** Start **

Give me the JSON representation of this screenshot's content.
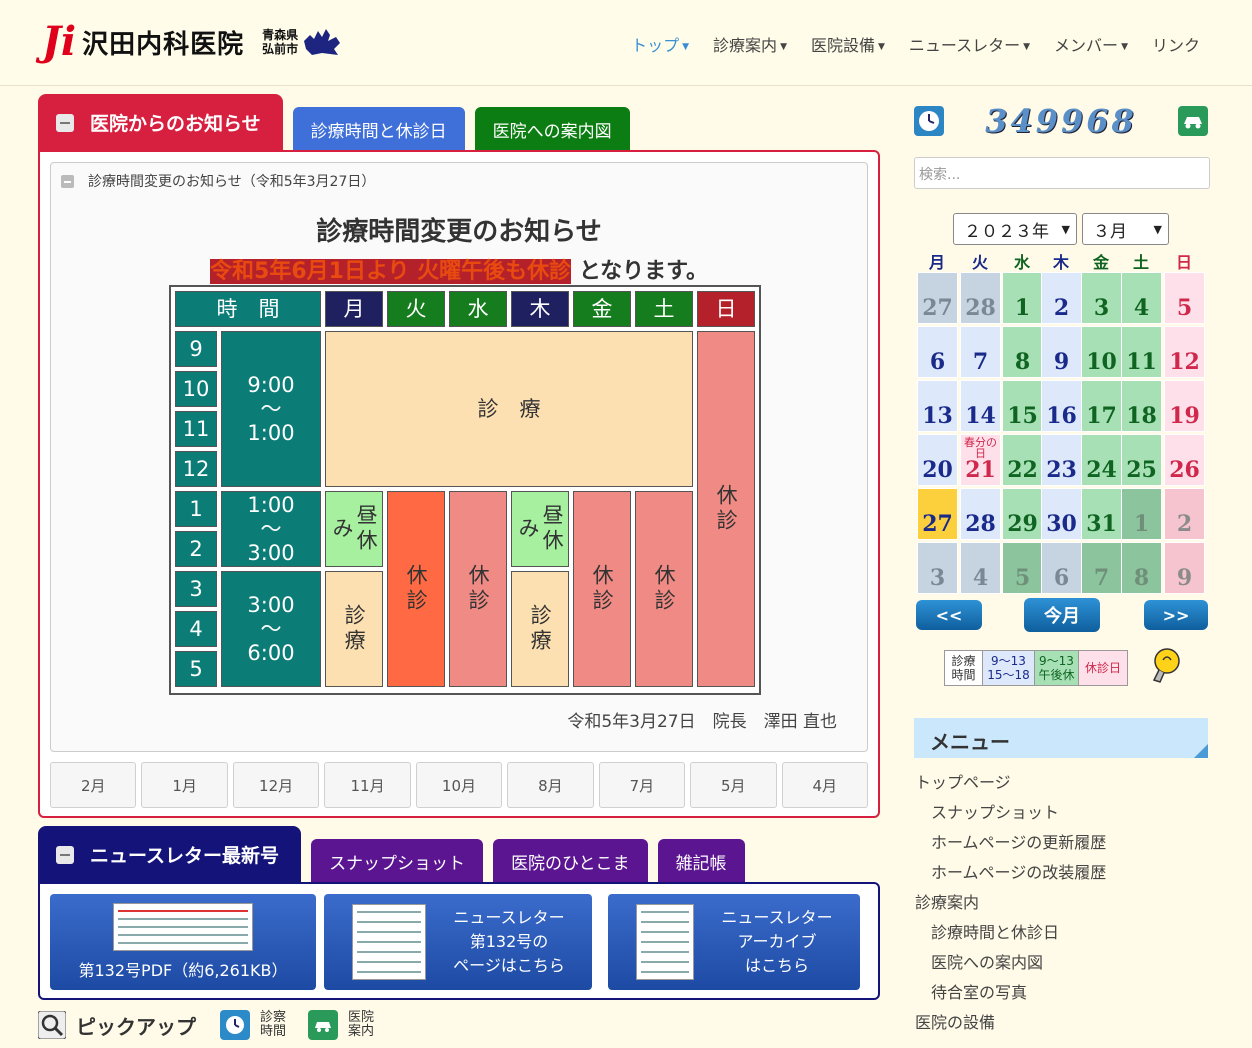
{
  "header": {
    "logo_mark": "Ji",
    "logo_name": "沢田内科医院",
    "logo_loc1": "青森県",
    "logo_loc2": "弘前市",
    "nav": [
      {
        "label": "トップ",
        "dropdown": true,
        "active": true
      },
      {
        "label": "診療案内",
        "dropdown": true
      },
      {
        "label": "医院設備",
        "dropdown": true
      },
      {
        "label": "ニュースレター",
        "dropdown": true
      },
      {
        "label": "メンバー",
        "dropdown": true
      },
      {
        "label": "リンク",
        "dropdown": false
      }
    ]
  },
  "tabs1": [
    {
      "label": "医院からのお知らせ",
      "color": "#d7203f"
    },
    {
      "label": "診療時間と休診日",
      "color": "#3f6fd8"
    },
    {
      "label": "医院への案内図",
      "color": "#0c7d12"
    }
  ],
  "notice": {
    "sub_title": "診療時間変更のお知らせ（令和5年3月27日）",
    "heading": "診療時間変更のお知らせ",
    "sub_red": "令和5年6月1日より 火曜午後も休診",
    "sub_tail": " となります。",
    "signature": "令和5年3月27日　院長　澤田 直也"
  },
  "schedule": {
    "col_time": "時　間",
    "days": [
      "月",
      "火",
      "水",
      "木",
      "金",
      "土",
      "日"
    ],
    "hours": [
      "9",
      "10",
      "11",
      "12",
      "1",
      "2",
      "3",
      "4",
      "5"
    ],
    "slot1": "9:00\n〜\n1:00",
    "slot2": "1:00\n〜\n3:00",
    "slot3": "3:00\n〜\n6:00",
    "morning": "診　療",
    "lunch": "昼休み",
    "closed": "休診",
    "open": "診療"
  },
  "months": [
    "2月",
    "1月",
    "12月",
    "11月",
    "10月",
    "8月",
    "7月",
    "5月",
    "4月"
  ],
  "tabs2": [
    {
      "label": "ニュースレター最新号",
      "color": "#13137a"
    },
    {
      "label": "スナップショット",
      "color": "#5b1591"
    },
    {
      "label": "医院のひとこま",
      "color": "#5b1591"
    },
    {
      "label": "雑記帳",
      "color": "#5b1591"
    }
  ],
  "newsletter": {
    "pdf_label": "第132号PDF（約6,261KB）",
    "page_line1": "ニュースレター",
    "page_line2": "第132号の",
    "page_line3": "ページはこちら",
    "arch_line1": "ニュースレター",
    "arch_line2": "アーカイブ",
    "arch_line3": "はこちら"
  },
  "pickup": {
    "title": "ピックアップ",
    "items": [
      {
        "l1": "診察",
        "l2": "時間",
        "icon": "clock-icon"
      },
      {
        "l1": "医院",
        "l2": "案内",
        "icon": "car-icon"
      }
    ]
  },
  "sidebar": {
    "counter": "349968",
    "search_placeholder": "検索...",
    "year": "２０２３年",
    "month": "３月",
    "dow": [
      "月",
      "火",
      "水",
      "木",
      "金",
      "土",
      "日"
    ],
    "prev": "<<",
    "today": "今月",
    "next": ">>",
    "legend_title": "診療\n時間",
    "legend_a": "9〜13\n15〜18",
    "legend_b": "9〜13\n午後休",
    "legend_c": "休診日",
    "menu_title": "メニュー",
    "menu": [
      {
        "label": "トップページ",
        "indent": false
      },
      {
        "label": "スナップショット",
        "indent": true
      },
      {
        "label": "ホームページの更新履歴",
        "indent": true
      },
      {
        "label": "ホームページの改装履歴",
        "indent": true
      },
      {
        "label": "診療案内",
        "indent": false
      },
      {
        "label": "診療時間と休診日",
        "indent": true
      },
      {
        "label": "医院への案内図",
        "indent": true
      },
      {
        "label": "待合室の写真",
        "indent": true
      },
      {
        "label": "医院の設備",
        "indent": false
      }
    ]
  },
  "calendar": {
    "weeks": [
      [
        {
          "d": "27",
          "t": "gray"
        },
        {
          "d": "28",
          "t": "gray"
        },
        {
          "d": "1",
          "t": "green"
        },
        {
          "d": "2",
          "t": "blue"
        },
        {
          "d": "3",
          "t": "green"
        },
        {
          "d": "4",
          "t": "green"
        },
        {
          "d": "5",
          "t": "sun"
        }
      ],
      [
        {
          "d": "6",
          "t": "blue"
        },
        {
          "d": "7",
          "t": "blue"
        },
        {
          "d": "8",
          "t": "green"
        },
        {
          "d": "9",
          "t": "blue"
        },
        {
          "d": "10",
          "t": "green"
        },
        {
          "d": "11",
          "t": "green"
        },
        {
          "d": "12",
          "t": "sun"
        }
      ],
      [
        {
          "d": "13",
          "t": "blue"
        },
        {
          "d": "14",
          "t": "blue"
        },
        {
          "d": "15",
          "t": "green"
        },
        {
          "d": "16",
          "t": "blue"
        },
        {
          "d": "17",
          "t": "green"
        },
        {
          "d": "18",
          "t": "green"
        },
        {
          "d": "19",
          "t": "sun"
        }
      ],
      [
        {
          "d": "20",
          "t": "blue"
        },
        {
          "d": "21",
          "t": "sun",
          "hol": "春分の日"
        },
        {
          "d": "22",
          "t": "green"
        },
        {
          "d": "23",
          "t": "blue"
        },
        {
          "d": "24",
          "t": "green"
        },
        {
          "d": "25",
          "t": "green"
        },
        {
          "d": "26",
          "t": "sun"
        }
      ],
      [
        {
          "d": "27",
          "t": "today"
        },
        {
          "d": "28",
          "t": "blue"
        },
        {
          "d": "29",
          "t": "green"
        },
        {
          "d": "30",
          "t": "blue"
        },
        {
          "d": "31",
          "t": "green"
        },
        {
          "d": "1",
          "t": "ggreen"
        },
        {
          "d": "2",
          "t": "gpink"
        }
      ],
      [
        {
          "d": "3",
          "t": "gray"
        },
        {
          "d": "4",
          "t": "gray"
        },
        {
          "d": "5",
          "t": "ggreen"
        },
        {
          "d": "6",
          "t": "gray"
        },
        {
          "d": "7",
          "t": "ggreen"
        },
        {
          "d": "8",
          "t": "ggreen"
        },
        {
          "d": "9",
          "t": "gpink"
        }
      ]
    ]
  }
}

** End **

Count the lines of the data that include the string "診療時間変更のお知らせ", and give only that number.

* **Result for this exercise**: 2